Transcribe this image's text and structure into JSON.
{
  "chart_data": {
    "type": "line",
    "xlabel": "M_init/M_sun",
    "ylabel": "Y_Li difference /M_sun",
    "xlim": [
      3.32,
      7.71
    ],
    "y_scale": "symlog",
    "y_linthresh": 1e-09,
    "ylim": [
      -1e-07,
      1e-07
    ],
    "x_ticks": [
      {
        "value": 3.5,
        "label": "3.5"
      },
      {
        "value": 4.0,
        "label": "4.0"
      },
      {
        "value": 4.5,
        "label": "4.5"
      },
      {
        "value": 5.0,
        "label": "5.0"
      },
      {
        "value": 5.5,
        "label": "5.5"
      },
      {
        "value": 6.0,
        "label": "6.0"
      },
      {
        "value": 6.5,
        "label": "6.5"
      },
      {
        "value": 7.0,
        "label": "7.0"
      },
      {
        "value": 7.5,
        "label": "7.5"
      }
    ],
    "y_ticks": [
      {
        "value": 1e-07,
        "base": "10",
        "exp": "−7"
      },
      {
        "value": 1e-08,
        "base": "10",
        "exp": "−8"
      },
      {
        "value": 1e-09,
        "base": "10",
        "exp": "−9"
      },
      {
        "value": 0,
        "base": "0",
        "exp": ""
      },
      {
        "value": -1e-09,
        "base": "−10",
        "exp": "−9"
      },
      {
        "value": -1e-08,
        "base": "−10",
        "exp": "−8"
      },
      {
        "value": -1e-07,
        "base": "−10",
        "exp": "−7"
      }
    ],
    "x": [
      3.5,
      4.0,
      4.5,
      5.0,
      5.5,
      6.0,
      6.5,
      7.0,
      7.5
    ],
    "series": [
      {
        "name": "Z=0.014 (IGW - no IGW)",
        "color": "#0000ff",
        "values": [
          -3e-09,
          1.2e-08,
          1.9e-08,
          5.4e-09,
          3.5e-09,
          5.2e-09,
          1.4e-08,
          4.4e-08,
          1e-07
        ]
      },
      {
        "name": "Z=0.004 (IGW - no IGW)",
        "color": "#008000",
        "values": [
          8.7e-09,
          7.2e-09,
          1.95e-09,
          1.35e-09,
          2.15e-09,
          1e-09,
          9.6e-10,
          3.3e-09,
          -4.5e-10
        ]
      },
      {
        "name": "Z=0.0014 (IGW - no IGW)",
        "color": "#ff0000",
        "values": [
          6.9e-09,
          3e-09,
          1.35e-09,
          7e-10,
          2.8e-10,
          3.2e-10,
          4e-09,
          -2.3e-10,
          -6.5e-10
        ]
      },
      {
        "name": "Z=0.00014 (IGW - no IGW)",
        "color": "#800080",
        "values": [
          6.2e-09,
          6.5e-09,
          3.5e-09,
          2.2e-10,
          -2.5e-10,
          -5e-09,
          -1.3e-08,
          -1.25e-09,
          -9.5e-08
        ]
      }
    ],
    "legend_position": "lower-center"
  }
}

++++++++

Task statement> Write every record out again, unaltered.

Answer to this task>
Transcribe this image's text and structure into JSON.
{
  "chart_data": {
    "type": "line",
    "xlabel": "M_init/M_sun",
    "ylabel": "Y_Li difference /M_sun",
    "xlim": [
      3.32,
      7.71
    ],
    "y_scale": "symlog",
    "y_linthresh": 1e-09,
    "ylim": [
      -1e-07,
      1e-07
    ],
    "x_ticks": [
      {
        "value": 3.5,
        "label": "3.5"
      },
      {
        "value": 4.0,
        "label": "4.0"
      },
      {
        "value": 4.5,
        "label": "4.5"
      },
      {
        "value": 5.0,
        "label": "5.0"
      },
      {
        "value": 5.5,
        "label": "5.5"
      },
      {
        "value": 6.0,
        "label": "6.0"
      },
      {
        "value": 6.5,
        "label": "6.5"
      },
      {
        "value": 7.0,
        "label": "7.0"
      },
      {
        "value": 7.5,
        "label": "7.5"
      }
    ],
    "y_ticks": [
      {
        "value": 1e-07,
        "base": "10",
        "exp": "−7"
      },
      {
        "value": 1e-08,
        "base": "10",
        "exp": "−8"
      },
      {
        "value": 1e-09,
        "base": "10",
        "exp": "−9"
      },
      {
        "value": 0,
        "base": "0",
        "exp": ""
      },
      {
        "value": -1e-09,
        "base": "−10",
        "exp": "−9"
      },
      {
        "value": -1e-08,
        "base": "−10",
        "exp": "−8"
      },
      {
        "value": -1e-07,
        "base": "−10",
        "exp": "−7"
      }
    ],
    "x": [
      3.5,
      4.0,
      4.5,
      5.0,
      5.5,
      6.0,
      6.5,
      7.0,
      7.5
    ],
    "series": [
      {
        "name": "Z=0.014 (IGW - no IGW)",
        "color": "#0000ff",
        "values": [
          -3e-09,
          1.2e-08,
          1.9e-08,
          5.4e-09,
          3.5e-09,
          5.2e-09,
          1.4e-08,
          4.4e-08,
          1e-07
        ]
      },
      {
        "name": "Z=0.004 (IGW - no IGW)",
        "color": "#008000",
        "values": [
          8.7e-09,
          7.2e-09,
          1.95e-09,
          1.35e-09,
          2.15e-09,
          1e-09,
          9.6e-10,
          3.3e-09,
          -4.5e-10
        ]
      },
      {
        "name": "Z=0.0014 (IGW - no IGW)",
        "color": "#ff0000",
        "values": [
          6.9e-09,
          3e-09,
          1.35e-09,
          7e-10,
          2.8e-10,
          3.2e-10,
          4e-09,
          -2.3e-10,
          -6.5e-10
        ]
      },
      {
        "name": "Z=0.00014 (IGW - no IGW)",
        "color": "#800080",
        "values": [
          6.2e-09,
          6.5e-09,
          3.5e-09,
          2.2e-10,
          -2.5e-10,
          -5e-09,
          -1.3e-08,
          -1.25e-09,
          -9.5e-08
        ]
      }
    ],
    "legend_position": "lower-center"
  }
}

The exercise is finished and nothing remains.